(Lines of data)

-*-

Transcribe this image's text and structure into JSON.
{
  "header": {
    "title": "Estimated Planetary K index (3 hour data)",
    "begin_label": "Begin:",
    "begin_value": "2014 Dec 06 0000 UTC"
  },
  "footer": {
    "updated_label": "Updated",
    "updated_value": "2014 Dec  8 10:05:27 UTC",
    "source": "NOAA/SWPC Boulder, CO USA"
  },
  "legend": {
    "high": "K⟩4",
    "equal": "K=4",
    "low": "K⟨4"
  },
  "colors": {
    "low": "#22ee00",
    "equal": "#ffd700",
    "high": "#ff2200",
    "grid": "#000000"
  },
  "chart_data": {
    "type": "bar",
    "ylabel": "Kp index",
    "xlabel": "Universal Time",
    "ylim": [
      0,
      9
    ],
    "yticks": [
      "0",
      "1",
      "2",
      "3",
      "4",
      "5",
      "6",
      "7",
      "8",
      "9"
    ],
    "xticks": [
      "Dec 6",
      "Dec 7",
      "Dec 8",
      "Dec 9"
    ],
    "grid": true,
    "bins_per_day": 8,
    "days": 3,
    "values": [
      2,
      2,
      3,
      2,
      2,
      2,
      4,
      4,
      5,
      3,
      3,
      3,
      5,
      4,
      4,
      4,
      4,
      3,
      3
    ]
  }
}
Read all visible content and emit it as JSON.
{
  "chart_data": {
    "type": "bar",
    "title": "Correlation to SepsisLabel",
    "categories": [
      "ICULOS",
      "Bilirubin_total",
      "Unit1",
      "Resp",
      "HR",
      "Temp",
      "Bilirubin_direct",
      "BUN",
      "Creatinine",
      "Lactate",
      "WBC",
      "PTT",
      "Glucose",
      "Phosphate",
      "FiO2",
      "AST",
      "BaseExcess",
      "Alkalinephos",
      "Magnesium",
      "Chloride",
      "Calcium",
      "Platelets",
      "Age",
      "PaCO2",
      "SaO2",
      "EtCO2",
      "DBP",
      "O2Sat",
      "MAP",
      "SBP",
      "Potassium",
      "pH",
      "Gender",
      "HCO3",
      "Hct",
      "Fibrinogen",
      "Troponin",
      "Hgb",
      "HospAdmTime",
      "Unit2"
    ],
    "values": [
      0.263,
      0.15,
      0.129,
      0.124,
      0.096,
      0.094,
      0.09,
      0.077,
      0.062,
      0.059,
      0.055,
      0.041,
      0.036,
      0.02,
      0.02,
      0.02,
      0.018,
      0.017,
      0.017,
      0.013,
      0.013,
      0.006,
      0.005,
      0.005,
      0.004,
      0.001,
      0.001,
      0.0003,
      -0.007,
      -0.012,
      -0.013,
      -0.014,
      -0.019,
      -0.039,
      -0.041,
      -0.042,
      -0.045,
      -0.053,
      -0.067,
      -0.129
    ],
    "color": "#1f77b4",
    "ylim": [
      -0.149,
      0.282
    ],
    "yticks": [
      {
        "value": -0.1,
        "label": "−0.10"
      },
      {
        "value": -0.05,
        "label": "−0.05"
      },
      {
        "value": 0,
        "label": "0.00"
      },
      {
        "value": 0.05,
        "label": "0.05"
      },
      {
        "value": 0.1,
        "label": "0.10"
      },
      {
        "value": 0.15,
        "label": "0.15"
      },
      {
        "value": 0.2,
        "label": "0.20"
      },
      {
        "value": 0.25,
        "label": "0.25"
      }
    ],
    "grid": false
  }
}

-*-

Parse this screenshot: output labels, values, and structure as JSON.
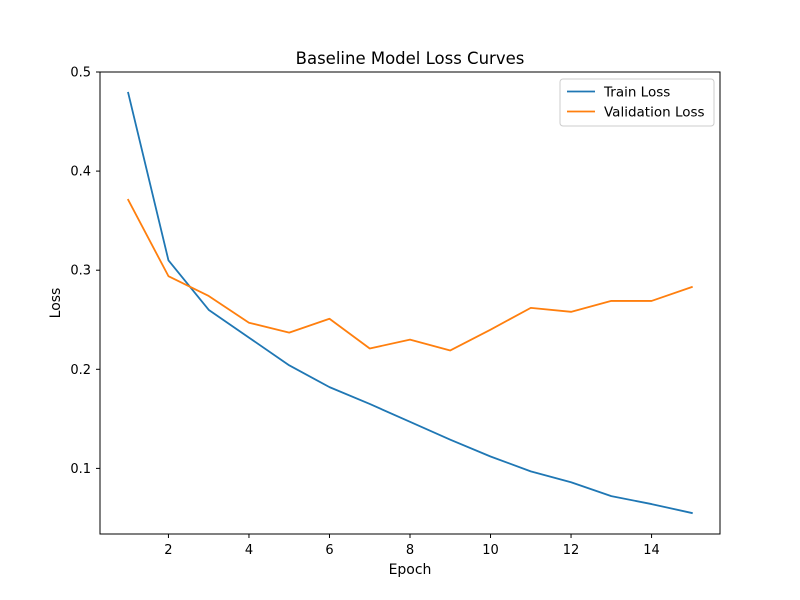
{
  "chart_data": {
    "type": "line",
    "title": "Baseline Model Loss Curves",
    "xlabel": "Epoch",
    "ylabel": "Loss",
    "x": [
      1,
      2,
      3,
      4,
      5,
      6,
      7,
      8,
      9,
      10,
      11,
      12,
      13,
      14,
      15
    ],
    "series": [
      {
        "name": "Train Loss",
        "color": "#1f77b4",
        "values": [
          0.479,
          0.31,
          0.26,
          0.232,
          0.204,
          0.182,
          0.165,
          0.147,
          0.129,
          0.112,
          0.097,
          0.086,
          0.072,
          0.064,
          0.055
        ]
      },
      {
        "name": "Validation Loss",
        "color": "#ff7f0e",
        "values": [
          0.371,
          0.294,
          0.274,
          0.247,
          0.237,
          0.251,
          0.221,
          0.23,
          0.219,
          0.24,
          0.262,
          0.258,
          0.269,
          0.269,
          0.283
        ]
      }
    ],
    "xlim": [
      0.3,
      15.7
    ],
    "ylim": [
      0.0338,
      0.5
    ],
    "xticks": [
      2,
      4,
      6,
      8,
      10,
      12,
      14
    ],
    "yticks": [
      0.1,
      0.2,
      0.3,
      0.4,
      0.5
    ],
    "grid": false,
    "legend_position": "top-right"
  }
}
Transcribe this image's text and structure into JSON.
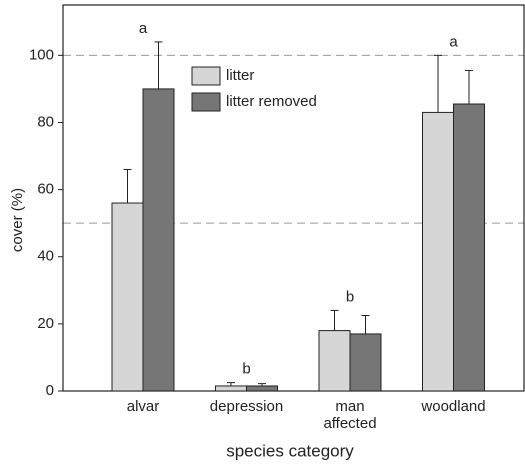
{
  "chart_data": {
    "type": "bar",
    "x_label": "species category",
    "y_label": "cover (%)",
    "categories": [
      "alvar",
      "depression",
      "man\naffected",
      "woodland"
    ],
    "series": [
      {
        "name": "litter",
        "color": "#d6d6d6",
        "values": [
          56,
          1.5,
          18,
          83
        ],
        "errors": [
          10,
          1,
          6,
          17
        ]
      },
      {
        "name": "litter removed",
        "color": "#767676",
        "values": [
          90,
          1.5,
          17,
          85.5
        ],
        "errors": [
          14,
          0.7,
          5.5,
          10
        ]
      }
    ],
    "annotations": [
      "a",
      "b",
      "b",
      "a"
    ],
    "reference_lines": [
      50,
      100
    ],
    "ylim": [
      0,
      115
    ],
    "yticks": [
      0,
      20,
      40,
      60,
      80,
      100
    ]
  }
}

-*-

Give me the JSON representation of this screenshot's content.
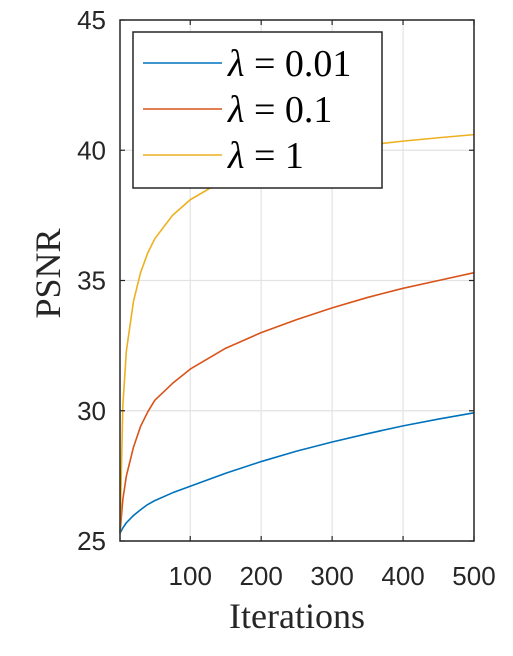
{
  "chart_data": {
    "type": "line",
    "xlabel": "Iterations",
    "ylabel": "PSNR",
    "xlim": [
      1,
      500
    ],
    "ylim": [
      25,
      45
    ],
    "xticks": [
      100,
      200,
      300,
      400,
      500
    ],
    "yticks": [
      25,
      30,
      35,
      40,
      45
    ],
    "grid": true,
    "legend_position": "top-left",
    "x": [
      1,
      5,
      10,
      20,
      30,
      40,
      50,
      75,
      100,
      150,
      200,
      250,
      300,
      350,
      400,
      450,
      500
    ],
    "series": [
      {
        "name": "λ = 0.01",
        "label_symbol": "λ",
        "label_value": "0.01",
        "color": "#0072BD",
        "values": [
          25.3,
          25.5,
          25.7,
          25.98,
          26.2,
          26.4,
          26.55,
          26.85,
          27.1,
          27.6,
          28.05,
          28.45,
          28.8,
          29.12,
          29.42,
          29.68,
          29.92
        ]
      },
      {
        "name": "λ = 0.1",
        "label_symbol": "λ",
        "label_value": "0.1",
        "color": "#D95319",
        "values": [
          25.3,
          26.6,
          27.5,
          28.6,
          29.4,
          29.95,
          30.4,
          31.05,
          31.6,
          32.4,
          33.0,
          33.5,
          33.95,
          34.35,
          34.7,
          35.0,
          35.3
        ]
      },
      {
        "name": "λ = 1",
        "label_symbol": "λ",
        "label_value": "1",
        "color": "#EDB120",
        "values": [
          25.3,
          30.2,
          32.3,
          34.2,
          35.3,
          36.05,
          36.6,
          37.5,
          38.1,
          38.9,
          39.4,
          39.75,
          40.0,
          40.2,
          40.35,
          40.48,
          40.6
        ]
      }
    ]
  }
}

-*-

Check each line of the entries above for the word "xlabel". List the ones that have it.

    "xlabel": "Universal Time",
    "xlabel": "Epoch",
    "xlabel": "Iterations",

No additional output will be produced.